● Task to carry out: Pick up the passage below on the NQE graphical and command line interfaces and continue it from its last sentence.

You can use either the NQE graphical user interface (GUI) or the command line interface when using NQE. The following sections provide a brief overview of these functions. (You can also submit your request by using a World Wide Web (WWW) interface; for further information, ask your system administrator.)

Before you can use the NQE commands, you must add the NQE /nqebase/bin directory (and the /nqebase/etc directory to use administrator commands) to your search path. Before you can use the man pages (which tell you about the NQE commands and command options), you must add the NQE /nqebase/man directories to your search path. For a description of how to set these variables, see “Setting Environment Variables”.

NQE Graphical User Interface

The NQE GUI is similar to a Motif interface. To access the NQE GUI, execute the nqe(1) command. Figure 2-2, shows the initial (top-level) NQE GUI button bar window that will appear. Each button (except Exit and Help) opens a window.

● Source data:
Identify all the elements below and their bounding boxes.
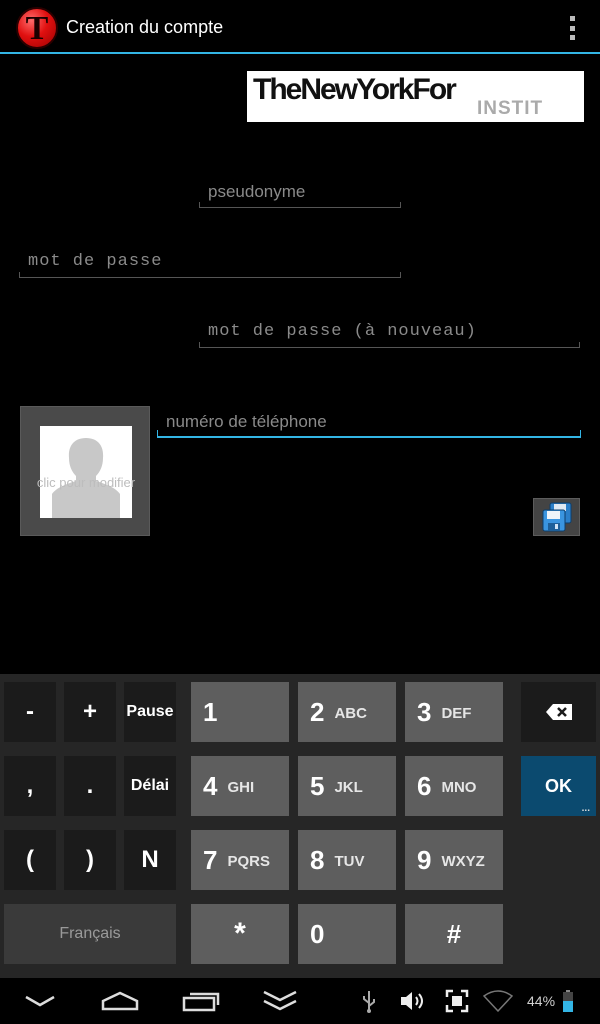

● Response to the exercise:
Figure 2-2. Initial NQE GUI Button Bar Window


You can use the NQE GUI for the following tasks:

  • Use the Submit window to do the following:

    • Open and edit a job script

    • Save changes made to a job script

    • Submit a request to NQE

    • Launch a request on a periodic basis

    • From within the Submit window, reset your configuration preferences for the request you are submitting

    • View, segment, delete, or reset your NQE GUI log

    • Set or unset your password

    • Configure and save your job-related options (job profile)

  • Use the Status window to do the following:

    • View updated status of your requests (the window is refreshed periodically)

    • View updated status of your FTA file transfers (the window is refreshed periodically)

    • Delete a request

    • Send signal to a request

    • View the detailed status of a request

    • Set or unset your password

    Context-sensitive help is displayed as you glide your mouse pointer over a menu or field name in the Status window; a brief description of the menu or field appears at the bottom of the display.

  • Use the Load window to do the following:

    • Display continually updated system load information for machines in the NQE cluster, organized by host or by type of data

    • Display data about a specific host

    • Display formulae used to calculate each chart

    • Create, configure, add, and remove a chart

  • Use the Config window to do the following:

    • Set your preferences for the following: default job profile; temporary directory; job script; job output; and NQE GUI log directories.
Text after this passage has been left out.